======== Document segment ========
3.2. Creoles as complexified pidgins

As a pidgin becomes more valuable to its users, for example to conduct business, it stabilizes, its vocabulary expands, and it becomes flexible enough to be used as a speaker's primary language. As such, it must meet all of a speaker's linguistic needs, so it acquires prepositions, more words, and a syntax less dependent on context. Researchers find that when children are raised using a pidgin as their mother tongue during the critical period before adolescence, they use their instinctive language skills to improvise further grammatical complexity, transforming their parents' crude pidgins into grammatically richer, more expressive ``creoles.'' Creoles are bona fide languages, with subtle grammatical markers and consistent word orders.

Steven Pinker, a linguist in the Chomskian tradition, cites an example. After 1979, the new Sandanista government in Nicaragua created special schools for the country's deaf students. Between classes on lip-reading, the ten-year-old children invented a pidgin sign language on the playground. But when younger pupils, aged four and older, learned this pidgin from their elders, they came to sign more fluently and efficiently. It appears that the younger children improvised and standardized a sign language creole. Pinker concludes that, as with other artificial languages created by theoreticians, ``Educators [...] have tried to invent sign systems, sometimes based on the surrounding spoken language. But these crude codes are always unlearnable, and when deaf children learn from them at all, they do so by converting them into much richer natural languages.''[12]

This process of complexification is not always just the work of children. Tok Pisin is a well-documented example of a pidgin that has become stabilized and extended without undergoing full creolization. Over the past century, it has become a lingua franca to about 1.5 million people and is the primary language of debate in the parliament of Papua New Guinea.

3.2. Dublin Core as pidgin metadata

The Dublin Core element set is certainly not a full language, but it does seem akin in character and function to an artificial language. Indeed, the conditions from which the two arose at particular times are in some respects comparable: A posteriori languages became an issue at a time of global economic expansion, as did international librarianship and Dewey Decimal Classification. Dublin Core took hold as an idea in the year when the general public first became aware of the Internet. It is fitting that Dublin Core should have started as a hall conversation at the Second International World-Wide Web Conference in Chicago (1994).
======== Record extracts ========
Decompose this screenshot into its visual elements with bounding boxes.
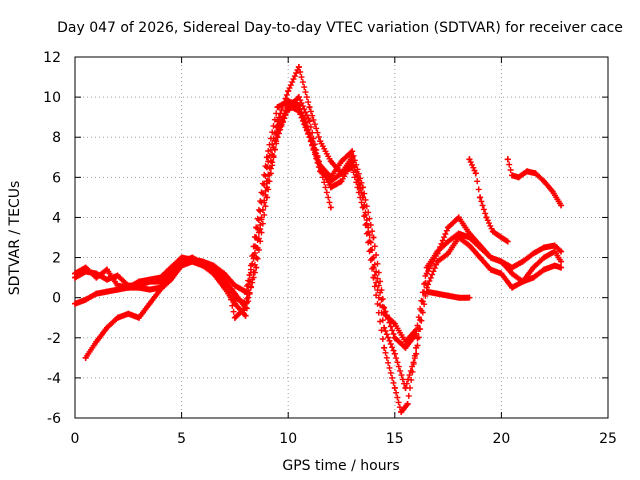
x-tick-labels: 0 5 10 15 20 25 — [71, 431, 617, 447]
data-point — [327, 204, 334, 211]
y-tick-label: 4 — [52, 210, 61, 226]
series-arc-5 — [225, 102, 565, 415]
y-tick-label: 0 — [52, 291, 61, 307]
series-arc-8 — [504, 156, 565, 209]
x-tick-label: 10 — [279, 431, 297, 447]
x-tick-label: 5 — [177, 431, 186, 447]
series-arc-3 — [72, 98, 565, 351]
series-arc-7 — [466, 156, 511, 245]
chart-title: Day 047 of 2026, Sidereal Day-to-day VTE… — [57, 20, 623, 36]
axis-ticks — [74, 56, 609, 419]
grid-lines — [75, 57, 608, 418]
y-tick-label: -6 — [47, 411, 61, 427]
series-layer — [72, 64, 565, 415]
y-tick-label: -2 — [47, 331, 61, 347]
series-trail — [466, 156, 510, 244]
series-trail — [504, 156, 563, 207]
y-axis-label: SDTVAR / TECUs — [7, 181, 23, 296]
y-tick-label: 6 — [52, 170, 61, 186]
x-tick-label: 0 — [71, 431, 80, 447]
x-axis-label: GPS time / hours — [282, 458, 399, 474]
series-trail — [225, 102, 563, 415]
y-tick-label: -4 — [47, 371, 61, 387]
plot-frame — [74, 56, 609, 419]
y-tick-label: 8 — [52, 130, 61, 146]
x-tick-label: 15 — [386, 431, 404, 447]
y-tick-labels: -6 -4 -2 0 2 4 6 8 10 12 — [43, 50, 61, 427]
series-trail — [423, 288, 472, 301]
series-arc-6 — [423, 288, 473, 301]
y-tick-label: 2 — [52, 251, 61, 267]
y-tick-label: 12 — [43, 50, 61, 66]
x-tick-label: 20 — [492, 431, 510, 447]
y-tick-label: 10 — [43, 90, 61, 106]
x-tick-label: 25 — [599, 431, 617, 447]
========
======== Record extracts ========
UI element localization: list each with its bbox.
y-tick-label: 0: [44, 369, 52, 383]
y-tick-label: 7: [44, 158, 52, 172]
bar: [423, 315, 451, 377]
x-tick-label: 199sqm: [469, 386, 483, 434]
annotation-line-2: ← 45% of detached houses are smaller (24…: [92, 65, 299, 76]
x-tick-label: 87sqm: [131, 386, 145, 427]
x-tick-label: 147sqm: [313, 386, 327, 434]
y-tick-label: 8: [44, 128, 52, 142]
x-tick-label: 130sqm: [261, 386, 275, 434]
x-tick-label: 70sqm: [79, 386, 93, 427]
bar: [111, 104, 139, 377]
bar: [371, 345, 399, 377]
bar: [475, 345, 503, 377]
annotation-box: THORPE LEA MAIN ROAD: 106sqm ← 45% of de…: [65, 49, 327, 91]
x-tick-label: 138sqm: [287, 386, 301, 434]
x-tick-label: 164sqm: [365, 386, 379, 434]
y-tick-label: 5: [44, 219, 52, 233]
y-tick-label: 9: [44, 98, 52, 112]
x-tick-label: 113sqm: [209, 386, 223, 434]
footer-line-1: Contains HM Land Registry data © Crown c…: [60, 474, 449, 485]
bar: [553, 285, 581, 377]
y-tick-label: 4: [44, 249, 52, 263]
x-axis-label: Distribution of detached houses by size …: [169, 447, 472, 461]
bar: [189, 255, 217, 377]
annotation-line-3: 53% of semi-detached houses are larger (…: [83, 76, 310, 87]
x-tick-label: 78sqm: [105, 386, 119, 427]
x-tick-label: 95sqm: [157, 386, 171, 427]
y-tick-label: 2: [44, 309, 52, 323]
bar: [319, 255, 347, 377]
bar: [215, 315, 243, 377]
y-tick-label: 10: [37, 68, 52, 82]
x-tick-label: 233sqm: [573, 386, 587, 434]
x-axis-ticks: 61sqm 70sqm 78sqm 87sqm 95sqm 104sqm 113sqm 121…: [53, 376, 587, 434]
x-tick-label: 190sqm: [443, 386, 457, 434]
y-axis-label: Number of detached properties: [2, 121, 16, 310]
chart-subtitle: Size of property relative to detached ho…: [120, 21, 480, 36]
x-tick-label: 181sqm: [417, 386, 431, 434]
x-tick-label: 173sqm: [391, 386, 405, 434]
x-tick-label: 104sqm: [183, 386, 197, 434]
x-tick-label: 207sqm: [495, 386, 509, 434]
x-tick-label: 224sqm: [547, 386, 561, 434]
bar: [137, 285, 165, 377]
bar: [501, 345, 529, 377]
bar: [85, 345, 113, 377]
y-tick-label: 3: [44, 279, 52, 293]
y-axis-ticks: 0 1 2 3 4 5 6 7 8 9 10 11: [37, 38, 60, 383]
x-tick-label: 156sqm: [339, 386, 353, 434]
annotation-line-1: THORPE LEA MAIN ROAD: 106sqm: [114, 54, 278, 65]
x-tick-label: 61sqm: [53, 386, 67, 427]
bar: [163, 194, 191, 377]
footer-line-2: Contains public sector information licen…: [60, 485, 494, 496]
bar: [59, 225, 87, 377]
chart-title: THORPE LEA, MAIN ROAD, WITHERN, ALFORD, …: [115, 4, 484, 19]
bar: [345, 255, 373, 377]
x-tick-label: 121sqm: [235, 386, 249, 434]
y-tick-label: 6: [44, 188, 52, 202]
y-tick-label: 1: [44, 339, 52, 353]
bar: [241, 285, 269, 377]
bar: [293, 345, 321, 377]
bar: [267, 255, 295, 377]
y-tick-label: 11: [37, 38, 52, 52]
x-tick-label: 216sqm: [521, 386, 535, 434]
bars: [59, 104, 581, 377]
========
**Problems**
(a) In the passage on pidgins, creoles, and Dublin Core, where does Tok Pisin serve as the primary language of debate?
(b) According to the passage on pidgins, creoles, and Dublin Core, what does a pidgin acquire once it must meet all of a speaker's linguistic needs? List each one.

**Completed exercise**
(a) In the parliament of Papua New Guinea.

(b) Prepositions, more words, and a syntax less dependent on context.